■ TO BE DONE ■
Provide nothing beyond the count of lines that include the string "probability".
□ □ □ □ □
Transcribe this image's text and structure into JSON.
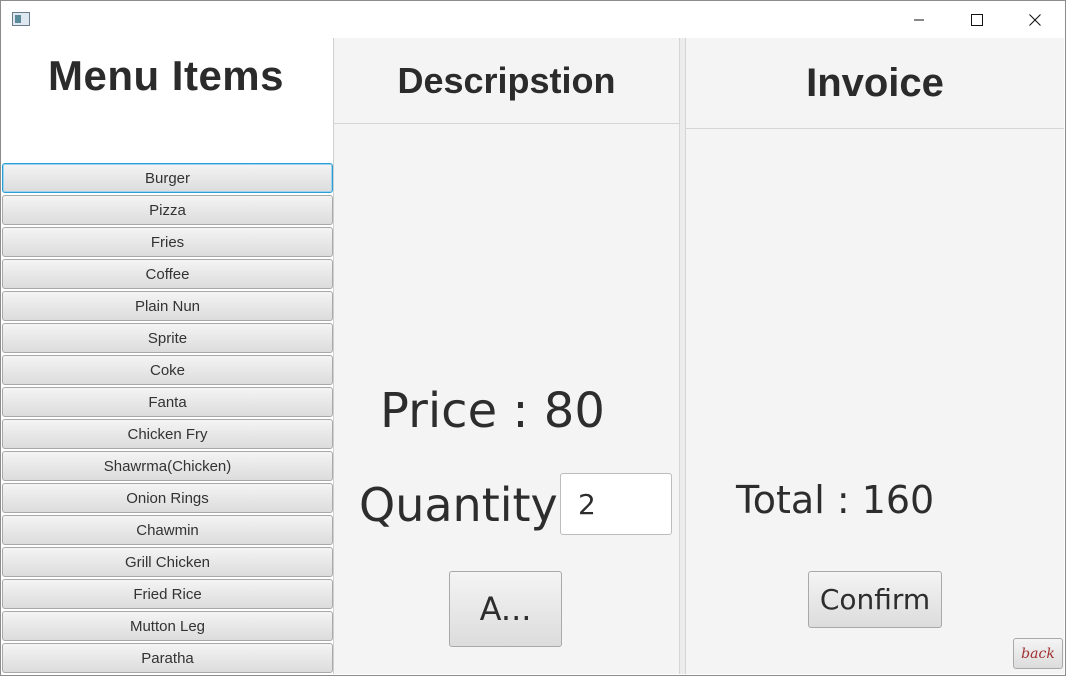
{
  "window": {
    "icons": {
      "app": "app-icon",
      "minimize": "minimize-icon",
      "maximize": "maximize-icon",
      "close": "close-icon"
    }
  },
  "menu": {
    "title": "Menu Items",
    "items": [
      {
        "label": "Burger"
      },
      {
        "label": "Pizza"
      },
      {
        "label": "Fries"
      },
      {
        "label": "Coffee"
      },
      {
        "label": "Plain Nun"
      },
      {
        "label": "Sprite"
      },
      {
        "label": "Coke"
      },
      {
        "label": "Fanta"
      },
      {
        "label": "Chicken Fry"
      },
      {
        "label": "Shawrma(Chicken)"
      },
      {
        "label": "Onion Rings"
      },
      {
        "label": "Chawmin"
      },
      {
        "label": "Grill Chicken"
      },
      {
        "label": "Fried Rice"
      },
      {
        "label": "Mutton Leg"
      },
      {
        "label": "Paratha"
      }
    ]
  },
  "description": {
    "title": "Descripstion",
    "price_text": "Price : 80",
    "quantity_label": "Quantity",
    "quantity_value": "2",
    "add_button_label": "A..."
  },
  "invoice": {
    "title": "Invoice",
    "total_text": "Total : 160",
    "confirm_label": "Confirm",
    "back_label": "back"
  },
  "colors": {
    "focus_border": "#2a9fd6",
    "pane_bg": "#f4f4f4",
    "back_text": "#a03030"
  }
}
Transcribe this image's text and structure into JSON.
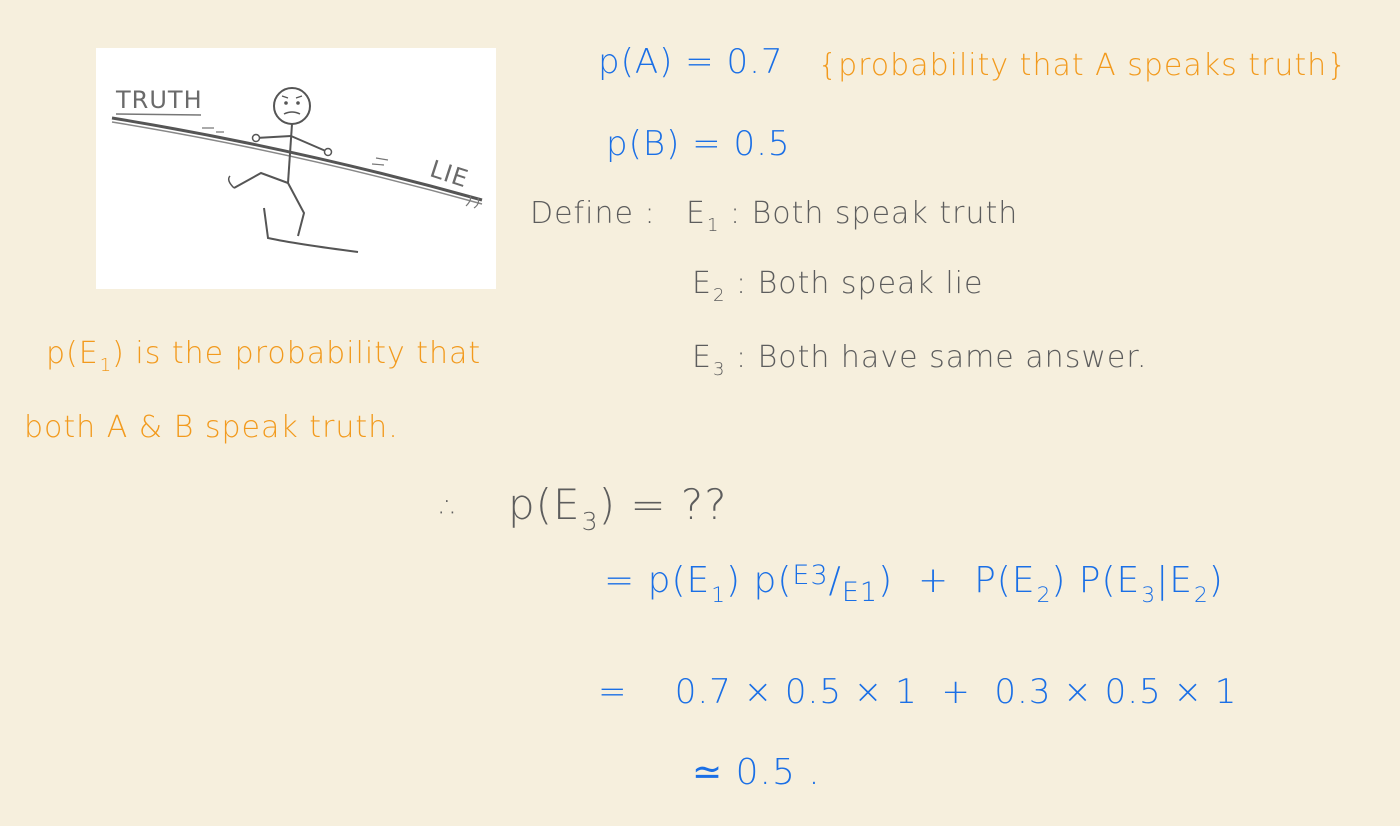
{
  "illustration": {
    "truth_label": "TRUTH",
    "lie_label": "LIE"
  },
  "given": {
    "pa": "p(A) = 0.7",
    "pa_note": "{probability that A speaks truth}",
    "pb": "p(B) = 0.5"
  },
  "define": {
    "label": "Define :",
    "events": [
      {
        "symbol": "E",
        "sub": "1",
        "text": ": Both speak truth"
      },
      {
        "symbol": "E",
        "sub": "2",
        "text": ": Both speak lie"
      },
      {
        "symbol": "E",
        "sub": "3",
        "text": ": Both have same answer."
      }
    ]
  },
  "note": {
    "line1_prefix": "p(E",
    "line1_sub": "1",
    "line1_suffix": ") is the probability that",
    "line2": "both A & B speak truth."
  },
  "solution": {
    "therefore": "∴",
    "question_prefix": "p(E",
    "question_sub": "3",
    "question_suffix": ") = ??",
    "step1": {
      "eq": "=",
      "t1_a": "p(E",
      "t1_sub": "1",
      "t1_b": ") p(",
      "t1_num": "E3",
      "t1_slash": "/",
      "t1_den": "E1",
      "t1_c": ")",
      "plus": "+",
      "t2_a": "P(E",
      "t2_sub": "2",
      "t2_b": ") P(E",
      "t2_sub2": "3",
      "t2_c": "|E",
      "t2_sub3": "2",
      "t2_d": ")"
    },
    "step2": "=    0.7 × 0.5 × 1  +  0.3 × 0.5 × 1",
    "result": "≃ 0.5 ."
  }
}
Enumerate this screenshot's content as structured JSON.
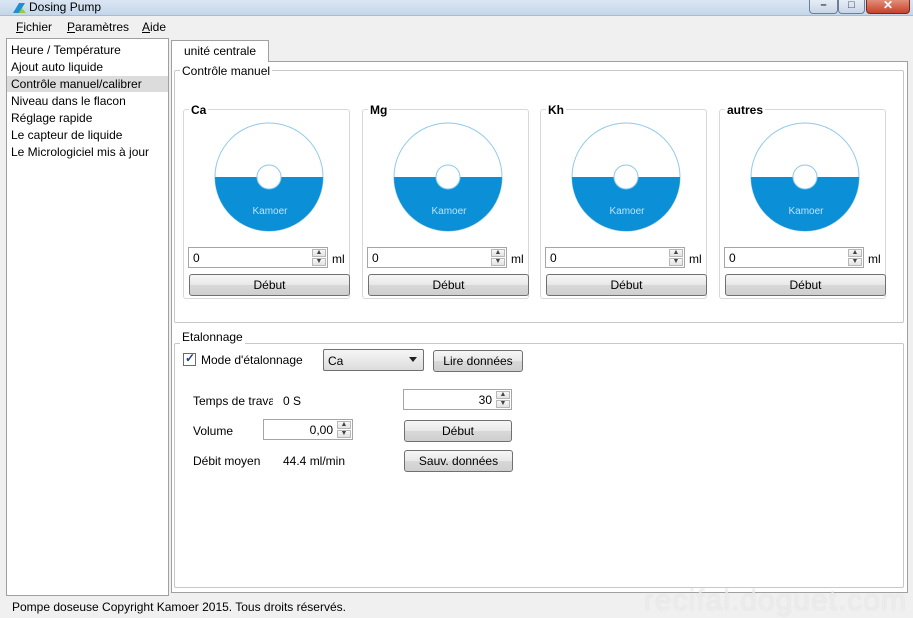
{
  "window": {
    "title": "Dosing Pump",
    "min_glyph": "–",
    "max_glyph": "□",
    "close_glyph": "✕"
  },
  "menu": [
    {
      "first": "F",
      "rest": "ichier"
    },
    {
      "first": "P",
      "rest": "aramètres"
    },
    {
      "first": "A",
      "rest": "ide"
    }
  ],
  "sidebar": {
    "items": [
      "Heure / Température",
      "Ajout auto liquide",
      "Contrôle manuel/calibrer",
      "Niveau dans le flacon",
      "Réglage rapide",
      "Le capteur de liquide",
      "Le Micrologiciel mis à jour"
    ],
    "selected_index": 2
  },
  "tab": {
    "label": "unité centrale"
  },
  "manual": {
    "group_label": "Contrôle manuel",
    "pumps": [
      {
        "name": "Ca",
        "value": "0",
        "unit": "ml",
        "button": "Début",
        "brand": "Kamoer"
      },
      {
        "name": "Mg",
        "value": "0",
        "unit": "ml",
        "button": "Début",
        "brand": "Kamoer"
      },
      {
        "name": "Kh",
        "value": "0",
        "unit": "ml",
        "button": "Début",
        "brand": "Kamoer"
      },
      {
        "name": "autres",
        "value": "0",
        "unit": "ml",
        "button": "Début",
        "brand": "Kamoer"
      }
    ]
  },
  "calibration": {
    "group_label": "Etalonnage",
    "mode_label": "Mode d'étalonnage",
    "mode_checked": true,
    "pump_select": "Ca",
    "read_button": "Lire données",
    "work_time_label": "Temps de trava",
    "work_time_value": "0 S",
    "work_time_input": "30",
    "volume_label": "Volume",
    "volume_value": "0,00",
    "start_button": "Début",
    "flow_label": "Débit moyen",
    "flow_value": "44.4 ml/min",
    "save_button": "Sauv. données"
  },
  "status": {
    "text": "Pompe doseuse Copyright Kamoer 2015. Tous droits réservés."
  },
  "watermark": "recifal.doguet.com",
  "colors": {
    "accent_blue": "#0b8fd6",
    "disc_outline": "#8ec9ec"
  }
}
□ □ □ □ □
■ FINISHED TASK ■
2